= Dataset entries =
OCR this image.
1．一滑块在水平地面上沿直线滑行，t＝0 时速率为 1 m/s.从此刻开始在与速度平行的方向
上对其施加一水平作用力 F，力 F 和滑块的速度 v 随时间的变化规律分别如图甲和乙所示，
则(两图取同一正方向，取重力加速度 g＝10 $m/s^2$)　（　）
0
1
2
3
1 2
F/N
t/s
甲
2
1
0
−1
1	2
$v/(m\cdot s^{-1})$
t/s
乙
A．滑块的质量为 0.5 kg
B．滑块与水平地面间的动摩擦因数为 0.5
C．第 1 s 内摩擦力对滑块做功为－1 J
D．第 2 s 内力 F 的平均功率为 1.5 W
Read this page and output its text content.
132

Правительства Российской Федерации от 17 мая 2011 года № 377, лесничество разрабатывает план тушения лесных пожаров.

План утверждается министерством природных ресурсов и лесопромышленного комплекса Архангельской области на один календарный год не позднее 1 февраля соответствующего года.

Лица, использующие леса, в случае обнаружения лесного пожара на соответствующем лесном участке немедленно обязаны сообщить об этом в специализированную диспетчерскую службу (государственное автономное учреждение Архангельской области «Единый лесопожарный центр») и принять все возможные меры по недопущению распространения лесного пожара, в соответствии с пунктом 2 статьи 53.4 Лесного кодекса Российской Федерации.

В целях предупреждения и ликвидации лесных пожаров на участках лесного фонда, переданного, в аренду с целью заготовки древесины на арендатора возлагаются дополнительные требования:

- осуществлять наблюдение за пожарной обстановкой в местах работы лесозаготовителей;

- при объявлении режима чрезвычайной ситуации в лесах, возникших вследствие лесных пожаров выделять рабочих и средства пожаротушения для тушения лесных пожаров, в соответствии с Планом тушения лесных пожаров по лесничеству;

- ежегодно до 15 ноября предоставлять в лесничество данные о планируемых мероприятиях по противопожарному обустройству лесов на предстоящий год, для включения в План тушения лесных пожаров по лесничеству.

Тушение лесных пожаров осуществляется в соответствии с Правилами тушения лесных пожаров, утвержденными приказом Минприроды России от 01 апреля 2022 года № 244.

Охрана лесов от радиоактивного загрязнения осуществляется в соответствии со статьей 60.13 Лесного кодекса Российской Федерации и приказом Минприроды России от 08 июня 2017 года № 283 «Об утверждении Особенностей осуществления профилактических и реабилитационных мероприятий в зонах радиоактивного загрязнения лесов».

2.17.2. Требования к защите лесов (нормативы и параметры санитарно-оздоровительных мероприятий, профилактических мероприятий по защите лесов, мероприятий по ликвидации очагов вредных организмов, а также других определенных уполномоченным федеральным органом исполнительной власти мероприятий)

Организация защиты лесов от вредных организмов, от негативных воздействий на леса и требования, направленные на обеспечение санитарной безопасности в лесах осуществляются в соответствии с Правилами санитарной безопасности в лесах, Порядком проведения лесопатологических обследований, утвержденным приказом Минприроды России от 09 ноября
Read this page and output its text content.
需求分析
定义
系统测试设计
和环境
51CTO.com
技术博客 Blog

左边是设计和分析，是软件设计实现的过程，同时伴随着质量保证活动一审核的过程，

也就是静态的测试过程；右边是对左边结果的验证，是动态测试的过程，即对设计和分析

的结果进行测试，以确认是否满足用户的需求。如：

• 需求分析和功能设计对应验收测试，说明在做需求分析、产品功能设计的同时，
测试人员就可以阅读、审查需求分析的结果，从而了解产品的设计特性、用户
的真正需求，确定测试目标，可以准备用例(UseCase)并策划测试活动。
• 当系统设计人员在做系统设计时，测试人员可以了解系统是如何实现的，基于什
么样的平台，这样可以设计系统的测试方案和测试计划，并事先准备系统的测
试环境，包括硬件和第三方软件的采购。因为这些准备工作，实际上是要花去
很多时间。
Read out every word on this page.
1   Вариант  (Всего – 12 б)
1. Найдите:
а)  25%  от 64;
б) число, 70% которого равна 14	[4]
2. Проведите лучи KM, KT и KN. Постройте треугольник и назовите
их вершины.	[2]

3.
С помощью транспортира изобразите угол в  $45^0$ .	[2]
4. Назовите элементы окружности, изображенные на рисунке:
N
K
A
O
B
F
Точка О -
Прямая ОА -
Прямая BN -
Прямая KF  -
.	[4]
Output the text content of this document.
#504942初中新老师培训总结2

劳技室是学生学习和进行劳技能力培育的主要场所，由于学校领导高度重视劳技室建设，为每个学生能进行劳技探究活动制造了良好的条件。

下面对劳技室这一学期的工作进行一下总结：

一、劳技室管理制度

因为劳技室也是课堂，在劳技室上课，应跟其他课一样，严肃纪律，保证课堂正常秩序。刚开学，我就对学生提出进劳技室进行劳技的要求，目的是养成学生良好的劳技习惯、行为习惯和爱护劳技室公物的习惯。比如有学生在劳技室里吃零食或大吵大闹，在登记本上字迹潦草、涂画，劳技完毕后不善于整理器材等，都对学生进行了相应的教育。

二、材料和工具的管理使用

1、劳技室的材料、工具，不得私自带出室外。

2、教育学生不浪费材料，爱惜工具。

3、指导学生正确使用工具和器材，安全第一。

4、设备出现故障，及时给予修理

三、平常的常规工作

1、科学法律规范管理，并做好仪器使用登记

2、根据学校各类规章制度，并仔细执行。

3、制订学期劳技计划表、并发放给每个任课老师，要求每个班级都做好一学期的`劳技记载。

= Task =
Print every record exactly as it was given.

= Finished exercise =
OCR this image.
1．一滑块在水平地面上沿直线滑行，t＝0 时速率为 1 m/s.从此刻开始在与速度平行的方向
上对其施加一水平作用力 F，力 F 和滑块的速度 v 随时间的变化规律分别如图甲和乙所示，
则(两图取同一正方向，取重力加速度 g＝10 $m/s^2$)　（　）
0
1
2
3
1 2
F/N
t/s
甲
2
1
0
−1
1	2
$v/(m\cdot s^{-1})$
t/s
乙
A．滑块的质量为 0.5 kg
B．滑块与水平地面间的动摩擦因数为 0.5
C．第 1 s 内摩擦力对滑块做功为－1 J
D．第 2 s 内力 F 的平均功率为 1.5 W
Read this page and output its text content.
132

Правительства Российской Федерации от 17 мая 2011 года № 377, лесничество разрабатывает план тушения лесных пожаров.

План утверждается министерством природных ресурсов и лесопромышленного комплекса Архангельской области на один календарный год не позднее 1 февраля соответствующего года.

Лица, использующие леса, в случае обнаружения лесного пожара на соответствующем лесном участке немедленно обязаны сообщить об этом в специализированную диспетчерскую службу (государственное автономное учреждение Архангельской области «Единый лесопожарный центр») и принять все возможные меры по недопущению распространения лесного пожара, в соответствии с пунктом 2 статьи 53.4 Лесного кодекса Российской Федерации.

В целях предупреждения и ликвидации лесных пожаров на участках лесного фонда, переданного, в аренду с целью заготовки древесины на арендатора возлагаются дополнительные требования:

- осуществлять наблюдение за пожарной обстановкой в местах работы лесозаготовителей;

- при объявлении режима чрезвычайной ситуации в лесах, возникших вследствие лесных пожаров выделять рабочих и средства пожаротушения для тушения лесных пожаров, в соответствии с Планом тушения лесных пожаров по лесничеству;

- ежегодно до 15 ноября предоставлять в лесничество данные о планируемых мероприятиях по противопожарному обустройству лесов на предстоящий год, для включения в План тушения лесных пожаров по лесничеству.

Тушение лесных пожаров осуществляется в соответствии с Правилами тушения лесных пожаров, утвержденными приказом Минприроды России от 01 апреля 2022 года № 244.

Охрана лесов от радиоактивного загрязнения осуществляется в соответствии со статьей 60.13 Лесного кодекса Российской Федерации и приказом Минприроды России от 08 июня 2017 года № 283 «Об утверждении Особенностей осуществления профилактических и реабилитационных мероприятий в зонах радиоактивного загрязнения лесов».

2.17.2. Требования к защите лесов (нормативы и параметры санитарно-оздоровительных мероприятий, профилактических мероприятий по защите лесов, мероприятий по ликвидации очагов вредных организмов, а также других определенных уполномоченным федеральным органом исполнительной власти мероприятий)

Организация защиты лесов от вредных организмов, от негативных воздействий на леса и требования, направленные на обеспечение санитарной безопасности в лесах осуществляются в соответствии с Правилами санитарной безопасности в лесах, Порядком проведения лесопатологических обследований, утвержденным приказом Минприроды России от 09 ноября
Read this page and output its text content.
需求分析
定义
系统测试设计
和环境
51CTO.com
技术博客 Blog

左边是设计和分析，是软件设计实现的过程，同时伴随着质量保证活动一审核的过程，

也就是静态的测试过程；右边是对左边结果的验证，是动态测试的过程，即对设计和分析

的结果进行测试，以确认是否满足用户的需求。如：

• 需求分析和功能设计对应验收测试，说明在做需求分析、产品功能设计的同时，
测试人员就可以阅读、审查需求分析的结果，从而了解产品的设计特性、用户
的真正需求，确定测试目标，可以准备用例(UseCase)并策划测试活动。
• 当系统设计人员在做系统设计时，测试人员可以了解系统是如何实现的，基于什
么样的平台，这样可以设计系统的测试方案和测试计划，并事先准备系统的测
试环境，包括硬件和第三方软件的采购。因为这些准备工作，实际上是要花去
很多时间。
Read out every word on this page.
1   Вариант  (Всего – 12 б)
1. Найдите:
а)  25%  от 64;
б) число, 70% которого равна 14	[4]
2. Проведите лучи KM, KT и KN. Постройте треугольник и назовите
их вершины.	[2]

3.
С помощью транспортира изобразите угол в  $45^0$ .	[2]
4. Назовите элементы окружности, изображенные на рисунке:
N
K
A
O
B
F
Точка О -
Прямая ОА -
Прямая BN -
Прямая KF  -
.	[4]
Output the text content of this document.
#504942初中新老师培训总结2

劳技室是学生学习和进行劳技能力培育的主要场所，由于学校领导高度重视劳技室建设，为每个学生能进行劳技探究活动制造了良好的条件。

下面对劳技室这一学期的工作进行一下总结：

一、劳技室管理制度

因为劳技室也是课堂，在劳技室上课，应跟其他课一样，严肃纪律，保证课堂正常秩序。刚开学，我就对学生提出进劳技室进行劳技的要求，目的是养成学生良好的劳技习惯、行为习惯和爱护劳技室公物的习惯。比如有学生在劳技室里吃零食或大吵大闹，在登记本上字迹潦草、涂画，劳技完毕后不善于整理器材等，都对学生进行了相应的教育。

二、材料和工具的管理使用

1、劳技室的材料、工具，不得私自带出室外。

2、教育学生不浪费材料，爱惜工具。

3、指导学生正确使用工具和器材，安全第一。

4、设备出现故障，及时给予修理

三、平常的常规工作

1、科学法律规范管理，并做好仪器使用登记

2、根据学校各类规章制度，并仔细执行。

3、制订学期劳技计划表、并发放给每个任课老师，要求每个班级都做好一学期的`劳技记载。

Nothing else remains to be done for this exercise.